═══ RECORDS SHOWN ═══
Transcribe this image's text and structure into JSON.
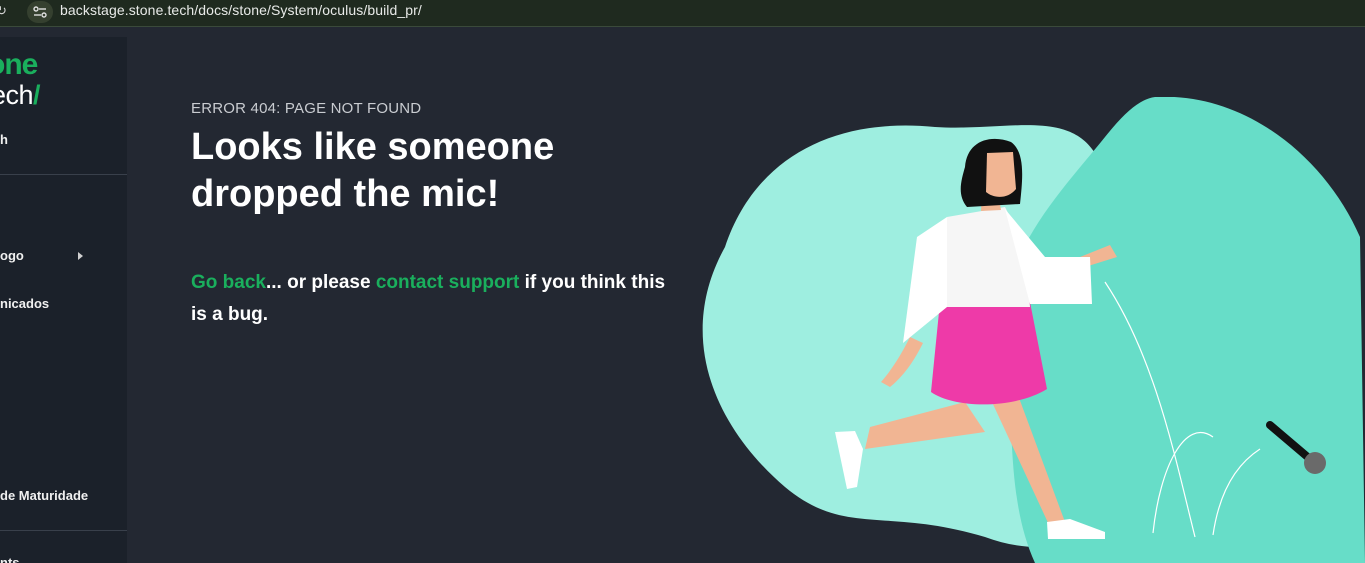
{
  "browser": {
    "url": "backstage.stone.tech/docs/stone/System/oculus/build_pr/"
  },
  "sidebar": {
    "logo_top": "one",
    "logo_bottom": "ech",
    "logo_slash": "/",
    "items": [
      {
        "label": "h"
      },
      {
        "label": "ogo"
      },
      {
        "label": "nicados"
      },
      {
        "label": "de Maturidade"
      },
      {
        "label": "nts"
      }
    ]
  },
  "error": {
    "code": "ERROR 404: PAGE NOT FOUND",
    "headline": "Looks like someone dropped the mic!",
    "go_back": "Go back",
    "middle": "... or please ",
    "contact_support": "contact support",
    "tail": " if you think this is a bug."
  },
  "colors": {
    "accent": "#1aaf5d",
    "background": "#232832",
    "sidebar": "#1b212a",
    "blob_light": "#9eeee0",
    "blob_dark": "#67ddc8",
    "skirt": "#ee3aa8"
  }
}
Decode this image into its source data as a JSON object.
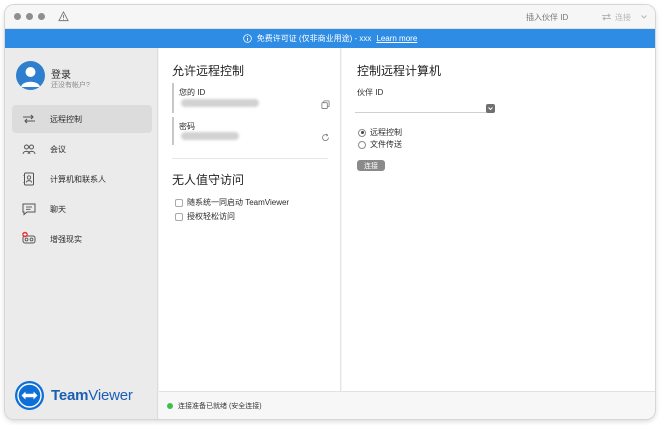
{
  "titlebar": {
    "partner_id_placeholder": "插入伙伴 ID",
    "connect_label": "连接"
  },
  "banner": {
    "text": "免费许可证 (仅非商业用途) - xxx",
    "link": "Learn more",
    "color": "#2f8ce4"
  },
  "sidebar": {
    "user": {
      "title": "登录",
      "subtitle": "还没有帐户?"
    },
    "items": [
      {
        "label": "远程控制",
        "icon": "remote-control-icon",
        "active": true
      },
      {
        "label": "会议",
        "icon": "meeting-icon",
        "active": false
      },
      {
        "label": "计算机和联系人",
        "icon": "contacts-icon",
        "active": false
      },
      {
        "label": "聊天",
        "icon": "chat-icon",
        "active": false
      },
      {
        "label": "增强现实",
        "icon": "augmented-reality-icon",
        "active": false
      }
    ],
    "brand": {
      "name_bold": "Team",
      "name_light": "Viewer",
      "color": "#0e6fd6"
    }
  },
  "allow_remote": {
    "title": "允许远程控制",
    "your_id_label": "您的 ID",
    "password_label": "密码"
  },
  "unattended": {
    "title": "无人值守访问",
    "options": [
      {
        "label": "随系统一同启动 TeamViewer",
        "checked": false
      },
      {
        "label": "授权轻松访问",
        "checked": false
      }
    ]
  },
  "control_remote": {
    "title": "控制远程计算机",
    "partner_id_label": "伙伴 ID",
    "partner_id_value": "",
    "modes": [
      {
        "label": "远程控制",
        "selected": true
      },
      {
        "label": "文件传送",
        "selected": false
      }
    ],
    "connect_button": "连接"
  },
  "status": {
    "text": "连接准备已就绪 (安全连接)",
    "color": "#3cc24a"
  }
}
═══
═══ RECORDS SHOWN ═══
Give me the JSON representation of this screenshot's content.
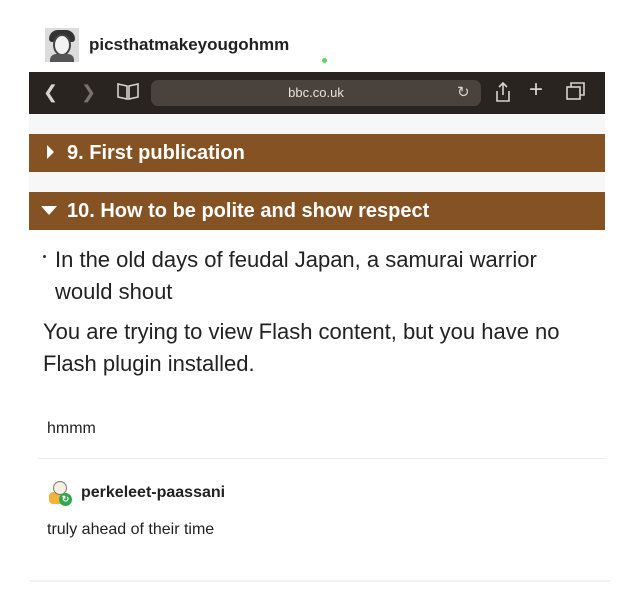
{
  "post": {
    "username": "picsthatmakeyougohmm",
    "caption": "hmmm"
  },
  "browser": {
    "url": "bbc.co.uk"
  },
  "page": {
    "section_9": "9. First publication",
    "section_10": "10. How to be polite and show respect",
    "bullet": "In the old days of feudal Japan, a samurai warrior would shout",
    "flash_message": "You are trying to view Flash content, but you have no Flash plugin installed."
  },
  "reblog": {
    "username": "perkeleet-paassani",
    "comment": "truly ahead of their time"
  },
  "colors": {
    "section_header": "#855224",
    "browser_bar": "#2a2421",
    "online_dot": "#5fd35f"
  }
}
═══
▸ **EXERCISE AIM**: Gather all lines from the records above in which "content" appears.

▸ **ANSWER FOR THE TASK**:
Give me the JSON representation of this screenshot's content.
    "flash_message": "You are trying to view Flash content, but you have no Flash plugin installed."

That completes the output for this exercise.